Data records:
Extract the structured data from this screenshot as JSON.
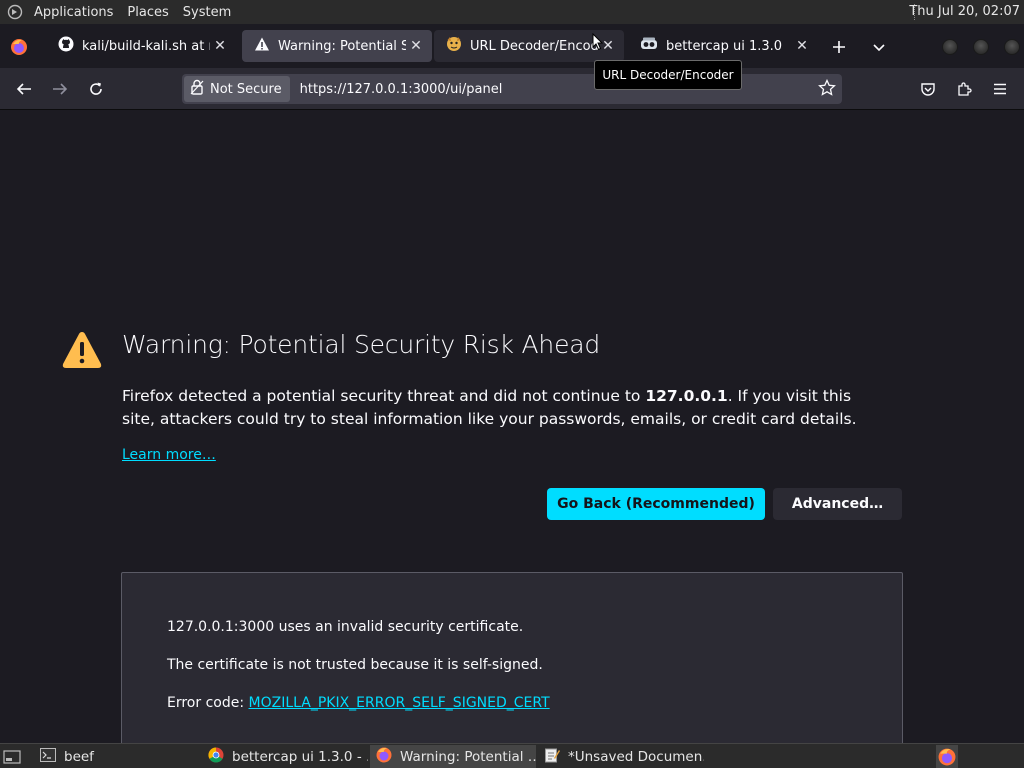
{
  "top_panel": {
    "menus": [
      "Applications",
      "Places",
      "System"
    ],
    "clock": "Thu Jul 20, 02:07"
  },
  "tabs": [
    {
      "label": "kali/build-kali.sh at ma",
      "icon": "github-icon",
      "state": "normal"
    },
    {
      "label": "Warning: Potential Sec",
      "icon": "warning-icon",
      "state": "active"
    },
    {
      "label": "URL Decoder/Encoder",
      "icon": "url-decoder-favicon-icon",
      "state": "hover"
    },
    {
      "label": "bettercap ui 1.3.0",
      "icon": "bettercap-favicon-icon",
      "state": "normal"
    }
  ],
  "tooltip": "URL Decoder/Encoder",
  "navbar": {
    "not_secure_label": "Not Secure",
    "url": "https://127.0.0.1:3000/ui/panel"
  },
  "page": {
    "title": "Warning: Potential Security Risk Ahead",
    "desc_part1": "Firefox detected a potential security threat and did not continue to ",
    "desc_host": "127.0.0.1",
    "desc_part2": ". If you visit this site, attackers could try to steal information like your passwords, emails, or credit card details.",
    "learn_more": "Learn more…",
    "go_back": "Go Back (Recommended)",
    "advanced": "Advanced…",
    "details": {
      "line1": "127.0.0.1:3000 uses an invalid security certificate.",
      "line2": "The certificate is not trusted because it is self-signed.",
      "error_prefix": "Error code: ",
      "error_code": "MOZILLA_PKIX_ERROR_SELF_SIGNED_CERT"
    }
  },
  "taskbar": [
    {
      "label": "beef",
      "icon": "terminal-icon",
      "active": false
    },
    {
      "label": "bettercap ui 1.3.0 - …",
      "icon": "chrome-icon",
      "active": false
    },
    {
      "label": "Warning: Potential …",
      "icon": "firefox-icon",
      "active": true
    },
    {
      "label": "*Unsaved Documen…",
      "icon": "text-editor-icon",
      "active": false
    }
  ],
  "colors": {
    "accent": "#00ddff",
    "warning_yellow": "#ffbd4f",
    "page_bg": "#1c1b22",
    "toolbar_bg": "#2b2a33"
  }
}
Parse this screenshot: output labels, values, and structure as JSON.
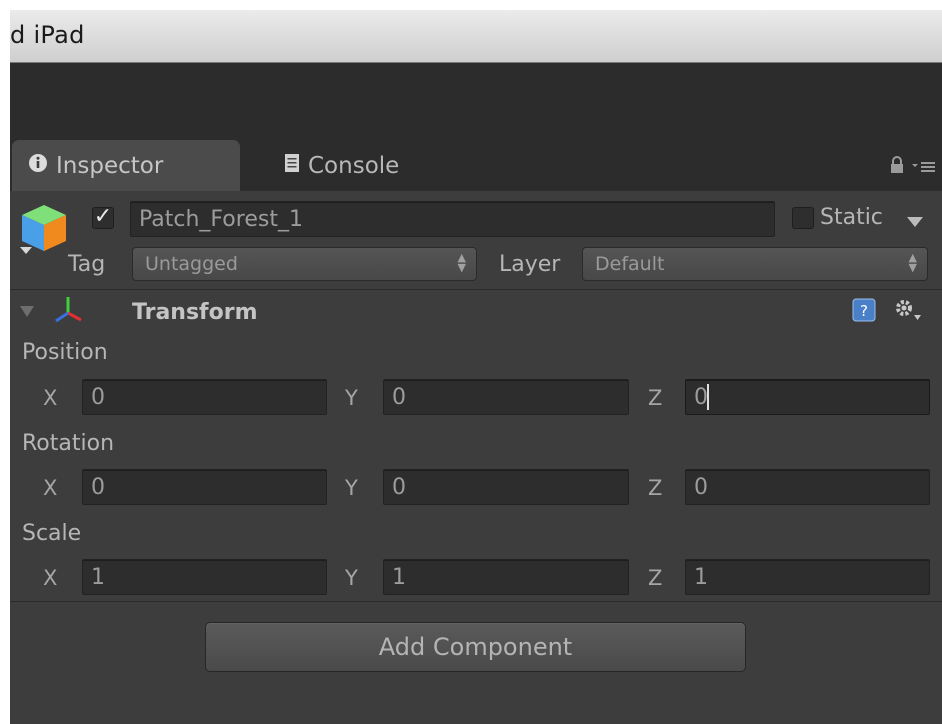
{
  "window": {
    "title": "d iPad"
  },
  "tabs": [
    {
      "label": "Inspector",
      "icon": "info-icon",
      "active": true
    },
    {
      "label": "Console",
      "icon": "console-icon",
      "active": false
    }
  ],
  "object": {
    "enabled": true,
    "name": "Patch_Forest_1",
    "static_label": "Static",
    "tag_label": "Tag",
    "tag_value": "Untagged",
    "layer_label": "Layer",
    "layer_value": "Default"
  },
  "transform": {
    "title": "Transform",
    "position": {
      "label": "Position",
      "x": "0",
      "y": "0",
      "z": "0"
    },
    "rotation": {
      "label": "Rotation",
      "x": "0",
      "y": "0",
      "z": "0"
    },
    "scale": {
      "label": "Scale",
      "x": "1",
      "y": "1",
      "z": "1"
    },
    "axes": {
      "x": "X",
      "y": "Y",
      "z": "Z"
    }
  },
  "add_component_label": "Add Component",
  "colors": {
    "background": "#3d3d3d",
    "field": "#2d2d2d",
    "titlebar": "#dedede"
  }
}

• _AIM OF THE TASK_
Go through the entries above and copy every line containing "favicon".

• _FINAL RESULT_
      "icon": "url-decoder-favicon-icon",
      "icon": "bettercap-favicon-icon",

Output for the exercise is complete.